## START
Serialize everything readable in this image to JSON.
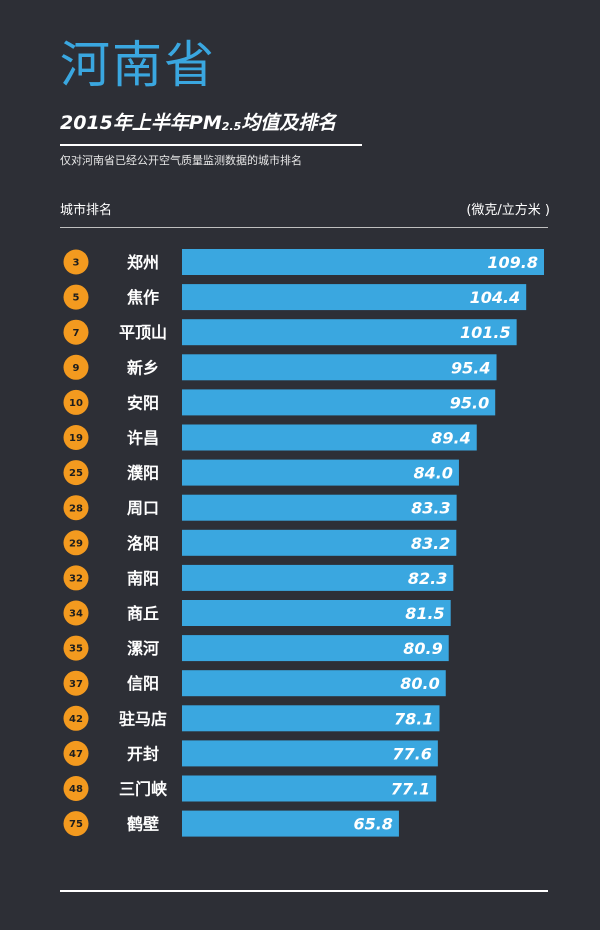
{
  "province": "河南省",
  "title": {
    "year": "2015",
    "main": "年上半年PM",
    "sub": "2.5",
    "rest": "均值及排名"
  },
  "subtitle": "仅对河南省已经公开空气质量监测数据的城市排名",
  "column_left": "城市排名",
  "column_right": "(微克/立方米 )",
  "colors": {
    "background": "#2d2f36",
    "bar": "#3aa7e0",
    "badge": "#f39a1f",
    "accent_title": "#3aa7e0"
  },
  "chart_data": {
    "type": "bar",
    "orientation": "horizontal",
    "title": "2015年上半年PM2.5均值及排名",
    "unit": "(微克/立方米 )",
    "categories": [
      "郑州",
      "焦作",
      "平顶山",
      "新乡",
      "安阳",
      "许昌",
      "濮阳",
      "周口",
      "洛阳",
      "南阳",
      "商丘",
      "漯河",
      "信阳",
      "驻马店",
      "开封",
      "三门峡",
      "鹤壁"
    ],
    "ranks": [
      "3",
      "5",
      "7",
      "9",
      "10",
      "19",
      "25",
      "28",
      "29",
      "32",
      "34",
      "35",
      "37",
      "42",
      "47",
      "48",
      "75"
    ],
    "values": [
      109.8,
      104.4,
      101.5,
      95.4,
      95.0,
      89.4,
      84.0,
      83.3,
      83.2,
      82.3,
      81.5,
      80.9,
      80.0,
      78.1,
      77.6,
      77.1,
      65.8
    ],
    "value_labels": [
      "109.8",
      "104.4",
      "101.5",
      "95.4",
      "95.0",
      "89.4",
      "84.0",
      "83.3",
      "83.2",
      "82.3",
      "81.5",
      "80.9",
      "80.0",
      "78.1",
      "77.6",
      "77.1",
      "65.8"
    ]
  }
}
## END
*TASK PROMPT*
Copy the data character for character, but drop all pictures from the copy.

*WRITTEN ANSWER*
Serialize everything readable in this image to JSON.
{
  "province": "河南省",
  "title": {
    "year": "2015",
    "main": "年上半年PM",
    "sub": "2.5",
    "rest": "均值及排名"
  },
  "subtitle": "仅对河南省已经公开空气质量监测数据的城市排名",
  "column_left": "城市排名",
  "column_right": "(微克/立方米 )",
  "colors": {
    "background": "#2d2f36",
    "bar": "#3aa7e0",
    "badge": "#f39a1f",
    "accent_title": "#3aa7e0"
  },
  "chart_data": {
    "type": "bar",
    "orientation": "horizontal",
    "title": "2015年上半年PM2.5均值及排名",
    "unit": "(微克/立方米 )",
    "categories": [
      "郑州",
      "焦作",
      "平顶山",
      "新乡",
      "安阳",
      "许昌",
      "濮阳",
      "周口",
      "洛阳",
      "南阳",
      "商丘",
      "漯河",
      "信阳",
      "驻马店",
      "开封",
      "三门峡",
      "鹤壁"
    ],
    "ranks": [
      "3",
      "5",
      "7",
      "9",
      "10",
      "19",
      "25",
      "28",
      "29",
      "32",
      "34",
      "35",
      "37",
      "42",
      "47",
      "48",
      "75"
    ],
    "values": [
      109.8,
      104.4,
      101.5,
      95.4,
      95.0,
      89.4,
      84.0,
      83.3,
      83.2,
      82.3,
      81.5,
      80.9,
      80.0,
      78.1,
      77.6,
      77.1,
      65.8
    ],
    "value_labels": [
      "109.8",
      "104.4",
      "101.5",
      "95.4",
      "95.0",
      "89.4",
      "84.0",
      "83.3",
      "83.2",
      "82.3",
      "81.5",
      "80.9",
      "80.0",
      "78.1",
      "77.6",
      "77.1",
      "65.8"
    ]
  }
}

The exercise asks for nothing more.